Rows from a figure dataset
● ● ●

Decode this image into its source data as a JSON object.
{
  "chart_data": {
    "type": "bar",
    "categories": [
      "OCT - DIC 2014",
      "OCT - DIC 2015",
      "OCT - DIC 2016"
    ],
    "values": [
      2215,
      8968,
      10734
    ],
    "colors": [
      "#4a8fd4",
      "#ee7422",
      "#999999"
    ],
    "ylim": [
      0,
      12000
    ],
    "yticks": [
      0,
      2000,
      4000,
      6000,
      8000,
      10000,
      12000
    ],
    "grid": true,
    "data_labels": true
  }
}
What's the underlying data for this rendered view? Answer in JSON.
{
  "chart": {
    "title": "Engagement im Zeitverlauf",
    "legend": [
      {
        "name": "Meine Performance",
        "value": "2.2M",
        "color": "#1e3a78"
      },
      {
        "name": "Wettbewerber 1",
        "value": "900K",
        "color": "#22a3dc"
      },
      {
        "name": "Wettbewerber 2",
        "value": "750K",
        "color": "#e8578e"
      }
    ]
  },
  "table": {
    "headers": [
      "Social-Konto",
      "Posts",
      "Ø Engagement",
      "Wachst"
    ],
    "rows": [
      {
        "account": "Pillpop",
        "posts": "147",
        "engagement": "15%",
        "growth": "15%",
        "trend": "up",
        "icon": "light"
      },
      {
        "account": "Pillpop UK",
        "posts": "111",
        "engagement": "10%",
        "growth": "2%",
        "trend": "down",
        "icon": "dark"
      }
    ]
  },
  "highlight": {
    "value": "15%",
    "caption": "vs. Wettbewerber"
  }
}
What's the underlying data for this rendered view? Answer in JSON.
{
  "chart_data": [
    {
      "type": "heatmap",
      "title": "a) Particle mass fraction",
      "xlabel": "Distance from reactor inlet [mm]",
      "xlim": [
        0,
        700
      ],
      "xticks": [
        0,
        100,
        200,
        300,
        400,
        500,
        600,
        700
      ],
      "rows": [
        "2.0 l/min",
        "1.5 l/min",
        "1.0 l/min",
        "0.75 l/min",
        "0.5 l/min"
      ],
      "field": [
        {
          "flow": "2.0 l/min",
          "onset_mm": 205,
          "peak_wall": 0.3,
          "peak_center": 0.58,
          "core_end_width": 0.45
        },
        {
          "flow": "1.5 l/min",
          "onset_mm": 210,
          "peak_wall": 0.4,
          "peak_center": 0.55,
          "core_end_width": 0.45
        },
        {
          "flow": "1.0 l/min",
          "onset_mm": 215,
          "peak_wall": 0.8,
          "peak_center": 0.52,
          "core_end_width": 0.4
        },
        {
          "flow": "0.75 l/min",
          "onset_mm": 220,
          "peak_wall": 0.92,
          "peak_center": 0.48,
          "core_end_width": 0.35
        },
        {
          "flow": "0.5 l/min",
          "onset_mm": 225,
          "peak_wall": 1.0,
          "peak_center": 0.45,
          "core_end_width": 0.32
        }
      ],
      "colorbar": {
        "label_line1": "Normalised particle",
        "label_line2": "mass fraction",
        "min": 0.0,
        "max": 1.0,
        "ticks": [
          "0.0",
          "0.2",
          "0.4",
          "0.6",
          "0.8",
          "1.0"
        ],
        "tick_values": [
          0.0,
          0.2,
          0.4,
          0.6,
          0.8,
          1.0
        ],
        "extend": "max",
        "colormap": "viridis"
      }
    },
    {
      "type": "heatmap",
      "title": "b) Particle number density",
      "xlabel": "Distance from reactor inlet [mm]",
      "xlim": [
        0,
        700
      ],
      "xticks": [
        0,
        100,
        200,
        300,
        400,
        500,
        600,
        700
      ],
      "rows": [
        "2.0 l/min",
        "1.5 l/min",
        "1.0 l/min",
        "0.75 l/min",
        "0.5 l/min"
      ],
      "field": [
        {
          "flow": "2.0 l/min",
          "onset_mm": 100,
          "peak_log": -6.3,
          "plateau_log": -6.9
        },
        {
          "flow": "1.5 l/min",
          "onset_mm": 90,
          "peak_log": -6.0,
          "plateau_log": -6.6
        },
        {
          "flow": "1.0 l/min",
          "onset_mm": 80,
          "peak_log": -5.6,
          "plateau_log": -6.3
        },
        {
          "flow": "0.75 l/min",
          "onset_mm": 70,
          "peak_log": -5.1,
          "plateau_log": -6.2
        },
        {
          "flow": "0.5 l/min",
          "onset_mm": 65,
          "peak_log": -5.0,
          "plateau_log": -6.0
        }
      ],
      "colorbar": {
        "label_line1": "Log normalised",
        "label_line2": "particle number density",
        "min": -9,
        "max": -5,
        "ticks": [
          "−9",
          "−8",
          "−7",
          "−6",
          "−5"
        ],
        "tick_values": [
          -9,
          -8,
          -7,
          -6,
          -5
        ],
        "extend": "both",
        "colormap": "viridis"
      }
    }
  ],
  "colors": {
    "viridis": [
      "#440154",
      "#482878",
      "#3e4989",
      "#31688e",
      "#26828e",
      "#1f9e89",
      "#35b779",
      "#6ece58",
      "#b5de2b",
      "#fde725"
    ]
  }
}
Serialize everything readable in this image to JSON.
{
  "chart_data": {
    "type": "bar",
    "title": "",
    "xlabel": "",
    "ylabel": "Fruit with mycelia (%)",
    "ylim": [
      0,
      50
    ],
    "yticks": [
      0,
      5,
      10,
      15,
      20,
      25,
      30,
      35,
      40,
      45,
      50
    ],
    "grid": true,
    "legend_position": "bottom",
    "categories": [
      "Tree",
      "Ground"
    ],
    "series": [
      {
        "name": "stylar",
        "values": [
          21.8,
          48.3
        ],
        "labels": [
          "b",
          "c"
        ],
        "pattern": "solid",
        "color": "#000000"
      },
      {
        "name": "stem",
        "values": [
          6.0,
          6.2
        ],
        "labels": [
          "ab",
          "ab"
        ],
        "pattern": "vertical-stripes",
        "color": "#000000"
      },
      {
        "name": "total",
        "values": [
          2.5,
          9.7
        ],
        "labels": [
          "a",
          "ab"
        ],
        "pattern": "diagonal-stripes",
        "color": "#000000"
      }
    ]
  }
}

● ● ●

## [What the exercise asks]
Your task is to output the full set of records exactly as presented.

## [Correct output]
Decode this image into its source data as a JSON object.
{
  "chart_data": {
    "type": "bar",
    "categories": [
      "OCT - DIC 2014",
      "OCT - DIC 2015",
      "OCT - DIC 2016"
    ],
    "values": [
      2215,
      8968,
      10734
    ],
    "colors": [
      "#4a8fd4",
      "#ee7422",
      "#999999"
    ],
    "ylim": [
      0,
      12000
    ],
    "yticks": [
      0,
      2000,
      4000,
      6000,
      8000,
      10000,
      12000
    ],
    "grid": true,
    "data_labels": true
  }
}
What's the underlying data for this rendered view? Answer in JSON.
{
  "chart": {
    "title": "Engagement im Zeitverlauf",
    "legend": [
      {
        "name": "Meine Performance",
        "value": "2.2M",
        "color": "#1e3a78"
      },
      {
        "name": "Wettbewerber 1",
        "value": "900K",
        "color": "#22a3dc"
      },
      {
        "name": "Wettbewerber 2",
        "value": "750K",
        "color": "#e8578e"
      }
    ]
  },
  "table": {
    "headers": [
      "Social-Konto",
      "Posts",
      "Ø Engagement",
      "Wachst"
    ],
    "rows": [
      {
        "account": "Pillpop",
        "posts": "147",
        "engagement": "15%",
        "growth": "15%",
        "trend": "up",
        "icon": "light"
      },
      {
        "account": "Pillpop UK",
        "posts": "111",
        "engagement": "10%",
        "growth": "2%",
        "trend": "down",
        "icon": "dark"
      }
    ]
  },
  "highlight": {
    "value": "15%",
    "caption": "vs. Wettbewerber"
  }
}
What's the underlying data for this rendered view? Answer in JSON.
{
  "chart_data": [
    {
      "type": "heatmap",
      "title": "a) Particle mass fraction",
      "xlabel": "Distance from reactor inlet [mm]",
      "xlim": [
        0,
        700
      ],
      "xticks": [
        0,
        100,
        200,
        300,
        400,
        500,
        600,
        700
      ],
      "rows": [
        "2.0 l/min",
        "1.5 l/min",
        "1.0 l/min",
        "0.75 l/min",
        "0.5 l/min"
      ],
      "field": [
        {
          "flow": "2.0 l/min",
          "onset_mm": 205,
          "peak_wall": 0.3,
          "peak_center": 0.58,
          "core_end_width": 0.45
        },
        {
          "flow": "1.5 l/min",
          "onset_mm": 210,
          "peak_wall": 0.4,
          "peak_center": 0.55,
          "core_end_width": 0.45
        },
        {
          "flow": "1.0 l/min",
          "onset_mm": 215,
          "peak_wall": 0.8,
          "peak_center": 0.52,
          "core_end_width": 0.4
        },
        {
          "flow": "0.75 l/min",
          "onset_mm": 220,
          "peak_wall": 0.92,
          "peak_center": 0.48,
          "core_end_width": 0.35
        },
        {
          "flow": "0.5 l/min",
          "onset_mm": 225,
          "peak_wall": 1.0,
          "peak_center": 0.45,
          "core_end_width": 0.32
        }
      ],
      "colorbar": {
        "label_line1": "Normalised particle",
        "label_line2": "mass fraction",
        "min": 0.0,
        "max": 1.0,
        "ticks": [
          "0.0",
          "0.2",
          "0.4",
          "0.6",
          "0.8",
          "1.0"
        ],
        "tick_values": [
          0.0,
          0.2,
          0.4,
          0.6,
          0.8,
          1.0
        ],
        "extend": "max",
        "colormap": "viridis"
      }
    },
    {
      "type": "heatmap",
      "title": "b) Particle number density",
      "xlabel": "Distance from reactor inlet [mm]",
      "xlim": [
        0,
        700
      ],
      "xticks": [
        0,
        100,
        200,
        300,
        400,
        500,
        600,
        700
      ],
      "rows": [
        "2.0 l/min",
        "1.5 l/min",
        "1.0 l/min",
        "0.75 l/min",
        "0.5 l/min"
      ],
      "field": [
        {
          "flow": "2.0 l/min",
          "onset_mm": 100,
          "peak_log": -6.3,
          "plateau_log": -6.9
        },
        {
          "flow": "1.5 l/min",
          "onset_mm": 90,
          "peak_log": -6.0,
          "plateau_log": -6.6
        },
        {
          "flow": "1.0 l/min",
          "onset_mm": 80,
          "peak_log": -5.6,
          "plateau_log": -6.3
        },
        {
          "flow": "0.75 l/min",
          "onset_mm": 70,
          "peak_log": -5.1,
          "plateau_log": -6.2
        },
        {
          "flow": "0.5 l/min",
          "onset_mm": 65,
          "peak_log": -5.0,
          "plateau_log": -6.0
        }
      ],
      "colorbar": {
        "label_line1": "Log normalised",
        "label_line2": "particle number density",
        "min": -9,
        "max": -5,
        "ticks": [
          "−9",
          "−8",
          "−7",
          "−6",
          "−5"
        ],
        "tick_values": [
          -9,
          -8,
          -7,
          -6,
          -5
        ],
        "extend": "both",
        "colormap": "viridis"
      }
    }
  ],
  "colors": {
    "viridis": [
      "#440154",
      "#482878",
      "#3e4989",
      "#31688e",
      "#26828e",
      "#1f9e89",
      "#35b779",
      "#6ece58",
      "#b5de2b",
      "#fde725"
    ]
  }
}
Serialize everything readable in this image to JSON.
{
  "chart_data": {
    "type": "bar",
    "title": "",
    "xlabel": "",
    "ylabel": "Fruit with mycelia (%)",
    "ylim": [
      0,
      50
    ],
    "yticks": [
      0,
      5,
      10,
      15,
      20,
      25,
      30,
      35,
      40,
      45,
      50
    ],
    "grid": true,
    "legend_position": "bottom",
    "categories": [
      "Tree",
      "Ground"
    ],
    "series": [
      {
        "name": "stylar",
        "values": [
          21.8,
          48.3
        ],
        "labels": [
          "b",
          "c"
        ],
        "pattern": "solid",
        "color": "#000000"
      },
      {
        "name": "stem",
        "values": [
          6.0,
          6.2
        ],
        "labels": [
          "ab",
          "ab"
        ],
        "pattern": "vertical-stripes",
        "color": "#000000"
      },
      {
        "name": "total",
        "values": [
          2.5,
          9.7
        ],
        "labels": [
          "a",
          "ab"
        ],
        "pattern": "diagonal-stripes",
        "color": "#000000"
      }
    ]
  }
}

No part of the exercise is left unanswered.